What to produce: In the entries below, count every line containing "label". Reply with the number alone.

Stored data:
+++
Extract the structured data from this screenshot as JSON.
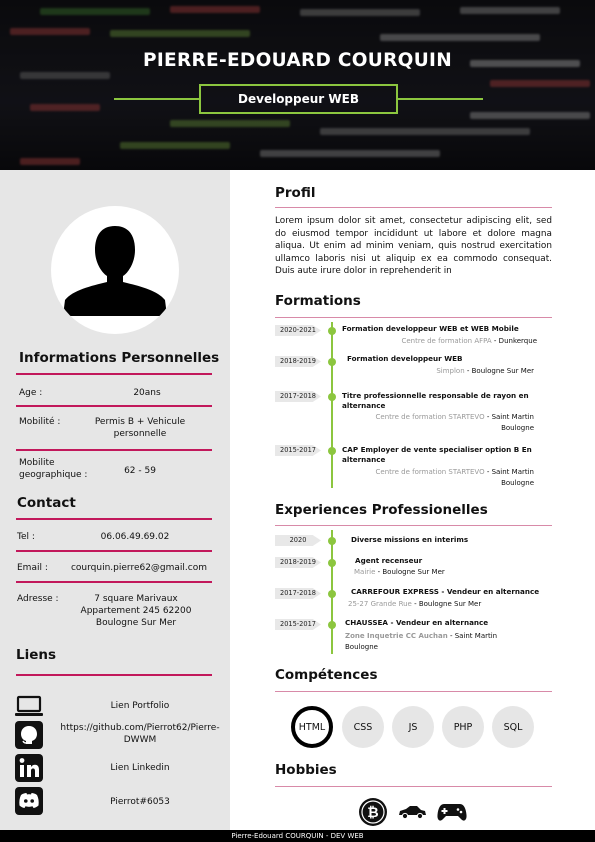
{
  "header": {
    "name": "PIERRE-EDOUARD COURQUIN",
    "title": "Developpeur WEB",
    "accent": "#8cc63f"
  },
  "personal": {
    "heading": "Informations Personnelles",
    "items": [
      {
        "label": "Age :",
        "value": "20ans"
      },
      {
        "label": "Mobilité :",
        "value": "Permis B + Vehicule personnelle"
      },
      {
        "label": "Mobilite geographique :",
        "value": "62 - 59"
      }
    ]
  },
  "contact": {
    "heading": "Contact",
    "items": [
      {
        "label": "Tel :",
        "value": "06.06.49.69.02"
      },
      {
        "label": "Email :",
        "value": "courquin.pierre62@gmail.com"
      },
      {
        "label": "Adresse :",
        "value": "7 square Marivaux Appartement 245 62200 Boulogne Sur Mer"
      }
    ]
  },
  "links": {
    "heading": "Liens",
    "items": [
      {
        "icon": "laptop-icon",
        "text": "Lien Portfolio"
      },
      {
        "icon": "github-icon",
        "text": "https://github.com/Pierrot62/Pierre-DWWM"
      },
      {
        "icon": "linkedin-icon",
        "text": "Lien Linkedin"
      },
      {
        "icon": "discord-icon",
        "text": "Pierrot#6053"
      }
    ]
  },
  "profil": {
    "heading": "Profil",
    "text": "Lorem ipsum dolor sit amet, consectetur adipiscing elit, sed do eiusmod tempor incididunt ut labore et dolore magna aliqua. Ut enim ad minim veniam, quis nostrud exercitation ullamco laboris nisi ut aliquip ex ea commodo consequat. Duis aute irure dolor in reprehenderit in"
  },
  "formations": {
    "heading": "Formations",
    "items": [
      {
        "date": "2020-2021",
        "title": "Formation developpeur WEB et WEB Mobile",
        "place": "Centre de formation AFPA",
        "city": " - Dunkerque"
      },
      {
        "date": "2018-2019",
        "title": "Formation developpeur WEB",
        "place": "Simplon",
        "city": " - Boulogne Sur Mer"
      },
      {
        "date": "2017-2018",
        "title": "Titre professionnelle responsable de rayon en alternance",
        "place": "Centre de formation STARTEVO",
        "city": " - Saint Martin Boulogne"
      },
      {
        "date": "2015-2017",
        "title": "CAP Employer de vente specialiser option B En alternance",
        "place": "Centre de formation STARTEVO",
        "city": " - Saint Martin Boulogne"
      }
    ]
  },
  "experiences": {
    "heading": "Experiences Professionelles",
    "items": [
      {
        "date": "2020",
        "title": "Diverse missions en interims",
        "place": "",
        "city": ""
      },
      {
        "date": "2018-2019",
        "title": "Agent recenseur",
        "place": "Mairie",
        "city": " - Boulogne Sur Mer"
      },
      {
        "date": "2017-2018",
        "title": "CARREFOUR EXPRESS - Vendeur en alternance",
        "place": "25-27 Grande Rue",
        "city": " - Boulogne Sur Mer"
      },
      {
        "date": "2015-2017",
        "title": "CHAUSSEA - Vendeur en alternance",
        "place": "Zone Inquetrie CC Auchan",
        "city": " - Saint Martin Boulogne"
      }
    ]
  },
  "competences": {
    "heading": "Compétences",
    "items": [
      "HTML",
      "CSS",
      "JS",
      "PHP",
      "SQL"
    ]
  },
  "hobbies": {
    "heading": "Hobbies",
    "items": [
      "bitcoin-icon",
      "car-icon",
      "gamepad-icon"
    ]
  },
  "footer": {
    "text": "Pierre-Edouard COURQUIN - DEV WEB"
  }
}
+++
Finished exercise: 6